**Problem**
Tally every line of the listing where the string "Profil" is found, and state the total alone.

**Lines of data**
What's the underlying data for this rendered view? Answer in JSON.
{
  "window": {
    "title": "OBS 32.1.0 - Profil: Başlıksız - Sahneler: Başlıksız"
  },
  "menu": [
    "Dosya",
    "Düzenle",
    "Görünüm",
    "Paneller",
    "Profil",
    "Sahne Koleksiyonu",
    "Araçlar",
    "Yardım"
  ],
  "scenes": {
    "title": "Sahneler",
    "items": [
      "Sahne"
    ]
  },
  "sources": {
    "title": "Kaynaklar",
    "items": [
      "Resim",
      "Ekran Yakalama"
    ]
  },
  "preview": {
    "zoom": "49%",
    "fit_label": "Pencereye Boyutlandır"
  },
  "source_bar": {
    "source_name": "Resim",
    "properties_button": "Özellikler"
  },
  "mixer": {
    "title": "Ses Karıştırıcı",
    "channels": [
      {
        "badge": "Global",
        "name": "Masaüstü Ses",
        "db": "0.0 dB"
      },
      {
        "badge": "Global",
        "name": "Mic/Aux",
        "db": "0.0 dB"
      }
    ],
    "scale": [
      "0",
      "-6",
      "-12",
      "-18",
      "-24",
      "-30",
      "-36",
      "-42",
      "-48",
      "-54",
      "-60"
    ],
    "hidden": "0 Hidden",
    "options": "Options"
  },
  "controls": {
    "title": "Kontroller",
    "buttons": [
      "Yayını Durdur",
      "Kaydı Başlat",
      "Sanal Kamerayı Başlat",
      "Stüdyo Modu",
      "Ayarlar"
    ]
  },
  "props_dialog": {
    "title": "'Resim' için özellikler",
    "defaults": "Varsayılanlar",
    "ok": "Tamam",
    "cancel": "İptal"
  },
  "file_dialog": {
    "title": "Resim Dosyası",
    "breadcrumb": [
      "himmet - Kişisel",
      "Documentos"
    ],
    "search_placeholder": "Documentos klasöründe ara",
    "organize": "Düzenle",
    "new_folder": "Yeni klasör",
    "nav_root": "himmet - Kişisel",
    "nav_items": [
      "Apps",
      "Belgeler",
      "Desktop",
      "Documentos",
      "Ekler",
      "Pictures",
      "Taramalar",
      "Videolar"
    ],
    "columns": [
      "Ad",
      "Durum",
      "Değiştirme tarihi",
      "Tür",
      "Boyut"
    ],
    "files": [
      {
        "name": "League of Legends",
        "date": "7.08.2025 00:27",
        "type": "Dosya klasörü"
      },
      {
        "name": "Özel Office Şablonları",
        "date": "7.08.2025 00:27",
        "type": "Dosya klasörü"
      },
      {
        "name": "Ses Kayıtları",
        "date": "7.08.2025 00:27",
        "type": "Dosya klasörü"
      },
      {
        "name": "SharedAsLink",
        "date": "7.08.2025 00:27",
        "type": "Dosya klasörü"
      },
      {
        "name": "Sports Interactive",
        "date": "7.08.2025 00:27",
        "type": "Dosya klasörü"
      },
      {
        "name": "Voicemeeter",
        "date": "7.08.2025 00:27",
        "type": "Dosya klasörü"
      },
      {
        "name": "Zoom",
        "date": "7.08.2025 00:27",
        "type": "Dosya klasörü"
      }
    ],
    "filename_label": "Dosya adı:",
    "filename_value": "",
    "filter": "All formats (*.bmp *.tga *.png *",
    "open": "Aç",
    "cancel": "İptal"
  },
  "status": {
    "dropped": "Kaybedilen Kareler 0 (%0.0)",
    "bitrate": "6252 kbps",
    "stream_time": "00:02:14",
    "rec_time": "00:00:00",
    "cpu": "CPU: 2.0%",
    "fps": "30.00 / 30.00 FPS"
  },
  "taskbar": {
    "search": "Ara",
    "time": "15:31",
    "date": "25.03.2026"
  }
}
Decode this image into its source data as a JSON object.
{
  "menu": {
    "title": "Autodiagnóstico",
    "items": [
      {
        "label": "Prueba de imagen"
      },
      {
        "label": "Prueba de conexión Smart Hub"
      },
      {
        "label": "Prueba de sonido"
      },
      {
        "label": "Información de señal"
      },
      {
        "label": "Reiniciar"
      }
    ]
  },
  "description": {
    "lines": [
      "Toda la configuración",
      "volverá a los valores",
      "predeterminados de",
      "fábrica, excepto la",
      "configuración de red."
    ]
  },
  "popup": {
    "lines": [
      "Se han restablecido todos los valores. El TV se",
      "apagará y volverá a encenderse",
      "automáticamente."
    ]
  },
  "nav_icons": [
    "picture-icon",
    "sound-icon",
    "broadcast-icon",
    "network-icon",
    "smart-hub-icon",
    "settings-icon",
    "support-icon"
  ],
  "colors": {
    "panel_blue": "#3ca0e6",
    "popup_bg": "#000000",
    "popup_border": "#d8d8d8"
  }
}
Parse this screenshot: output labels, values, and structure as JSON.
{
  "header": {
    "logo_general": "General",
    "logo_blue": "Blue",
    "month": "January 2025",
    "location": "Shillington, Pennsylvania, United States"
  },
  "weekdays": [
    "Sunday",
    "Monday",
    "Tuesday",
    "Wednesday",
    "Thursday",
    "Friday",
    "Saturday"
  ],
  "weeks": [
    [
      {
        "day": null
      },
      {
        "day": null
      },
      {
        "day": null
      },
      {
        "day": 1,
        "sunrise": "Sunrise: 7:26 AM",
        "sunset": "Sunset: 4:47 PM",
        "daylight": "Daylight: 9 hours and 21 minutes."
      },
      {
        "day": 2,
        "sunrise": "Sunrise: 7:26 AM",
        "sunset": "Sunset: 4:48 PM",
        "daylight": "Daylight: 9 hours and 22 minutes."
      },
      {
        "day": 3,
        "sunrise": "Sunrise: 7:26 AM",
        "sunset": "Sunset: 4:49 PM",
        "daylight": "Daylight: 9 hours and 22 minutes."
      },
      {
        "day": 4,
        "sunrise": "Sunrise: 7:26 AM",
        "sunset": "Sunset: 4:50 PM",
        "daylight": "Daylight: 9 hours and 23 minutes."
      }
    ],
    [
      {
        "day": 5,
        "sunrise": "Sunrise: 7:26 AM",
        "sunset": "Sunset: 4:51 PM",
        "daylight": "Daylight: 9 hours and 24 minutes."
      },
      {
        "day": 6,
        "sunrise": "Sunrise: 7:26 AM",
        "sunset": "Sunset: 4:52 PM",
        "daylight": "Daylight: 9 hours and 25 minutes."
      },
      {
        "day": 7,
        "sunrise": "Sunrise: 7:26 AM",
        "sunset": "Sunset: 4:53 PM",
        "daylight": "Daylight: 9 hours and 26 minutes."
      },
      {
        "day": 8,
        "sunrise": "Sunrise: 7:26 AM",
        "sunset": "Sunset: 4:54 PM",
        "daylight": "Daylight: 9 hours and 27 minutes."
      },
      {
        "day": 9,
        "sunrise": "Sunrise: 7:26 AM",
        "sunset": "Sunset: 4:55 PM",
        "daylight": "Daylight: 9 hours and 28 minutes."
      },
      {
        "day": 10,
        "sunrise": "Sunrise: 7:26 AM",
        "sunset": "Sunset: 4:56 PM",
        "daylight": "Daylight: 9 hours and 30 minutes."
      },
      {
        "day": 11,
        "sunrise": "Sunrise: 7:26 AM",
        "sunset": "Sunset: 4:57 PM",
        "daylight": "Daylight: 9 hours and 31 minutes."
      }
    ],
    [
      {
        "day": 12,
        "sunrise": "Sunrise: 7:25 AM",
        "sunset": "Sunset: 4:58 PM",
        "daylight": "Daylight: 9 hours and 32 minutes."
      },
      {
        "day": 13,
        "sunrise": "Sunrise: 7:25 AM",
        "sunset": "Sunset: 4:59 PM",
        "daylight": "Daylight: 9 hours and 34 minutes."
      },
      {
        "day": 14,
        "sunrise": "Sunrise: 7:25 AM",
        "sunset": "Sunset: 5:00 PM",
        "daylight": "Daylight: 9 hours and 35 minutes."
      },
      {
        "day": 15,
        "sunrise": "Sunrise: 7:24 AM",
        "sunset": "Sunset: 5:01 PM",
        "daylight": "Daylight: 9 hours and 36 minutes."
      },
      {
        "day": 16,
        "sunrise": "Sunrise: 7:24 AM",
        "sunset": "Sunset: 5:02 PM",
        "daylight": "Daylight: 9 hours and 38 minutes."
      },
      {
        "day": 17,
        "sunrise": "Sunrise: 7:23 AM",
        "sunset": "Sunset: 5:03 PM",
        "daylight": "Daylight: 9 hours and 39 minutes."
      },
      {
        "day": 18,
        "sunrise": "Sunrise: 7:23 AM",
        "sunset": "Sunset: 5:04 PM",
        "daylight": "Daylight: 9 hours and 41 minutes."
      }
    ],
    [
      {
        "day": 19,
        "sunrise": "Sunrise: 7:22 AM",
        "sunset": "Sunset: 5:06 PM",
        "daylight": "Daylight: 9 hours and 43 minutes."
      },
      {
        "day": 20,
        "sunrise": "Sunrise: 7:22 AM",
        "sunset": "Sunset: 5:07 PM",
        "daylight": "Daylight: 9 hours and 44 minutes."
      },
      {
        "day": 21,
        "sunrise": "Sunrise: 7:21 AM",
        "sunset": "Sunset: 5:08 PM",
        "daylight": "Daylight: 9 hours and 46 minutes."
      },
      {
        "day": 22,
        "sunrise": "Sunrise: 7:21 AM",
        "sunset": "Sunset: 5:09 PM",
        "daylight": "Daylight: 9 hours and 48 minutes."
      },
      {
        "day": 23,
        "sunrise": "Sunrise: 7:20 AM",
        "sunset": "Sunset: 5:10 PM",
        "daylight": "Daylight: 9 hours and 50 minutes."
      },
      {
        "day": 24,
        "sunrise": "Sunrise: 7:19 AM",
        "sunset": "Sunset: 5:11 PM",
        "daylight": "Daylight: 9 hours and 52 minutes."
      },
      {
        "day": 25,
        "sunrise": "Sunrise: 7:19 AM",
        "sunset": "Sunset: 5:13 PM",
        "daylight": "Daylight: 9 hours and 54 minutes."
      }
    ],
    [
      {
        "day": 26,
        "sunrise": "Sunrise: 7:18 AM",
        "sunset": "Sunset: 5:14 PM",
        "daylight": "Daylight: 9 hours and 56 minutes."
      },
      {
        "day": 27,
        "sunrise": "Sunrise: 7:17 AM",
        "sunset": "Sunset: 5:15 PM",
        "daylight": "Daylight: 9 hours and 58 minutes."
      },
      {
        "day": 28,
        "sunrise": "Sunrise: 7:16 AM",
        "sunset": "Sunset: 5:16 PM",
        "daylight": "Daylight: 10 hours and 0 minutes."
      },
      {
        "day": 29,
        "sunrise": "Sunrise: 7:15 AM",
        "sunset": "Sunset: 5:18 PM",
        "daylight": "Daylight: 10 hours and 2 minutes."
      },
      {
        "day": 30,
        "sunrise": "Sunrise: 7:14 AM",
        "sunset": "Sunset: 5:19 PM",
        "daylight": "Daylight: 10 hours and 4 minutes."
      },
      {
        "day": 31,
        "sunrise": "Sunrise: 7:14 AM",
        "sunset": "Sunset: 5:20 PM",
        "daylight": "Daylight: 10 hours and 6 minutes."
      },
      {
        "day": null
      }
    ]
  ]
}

**Completed exercise**
2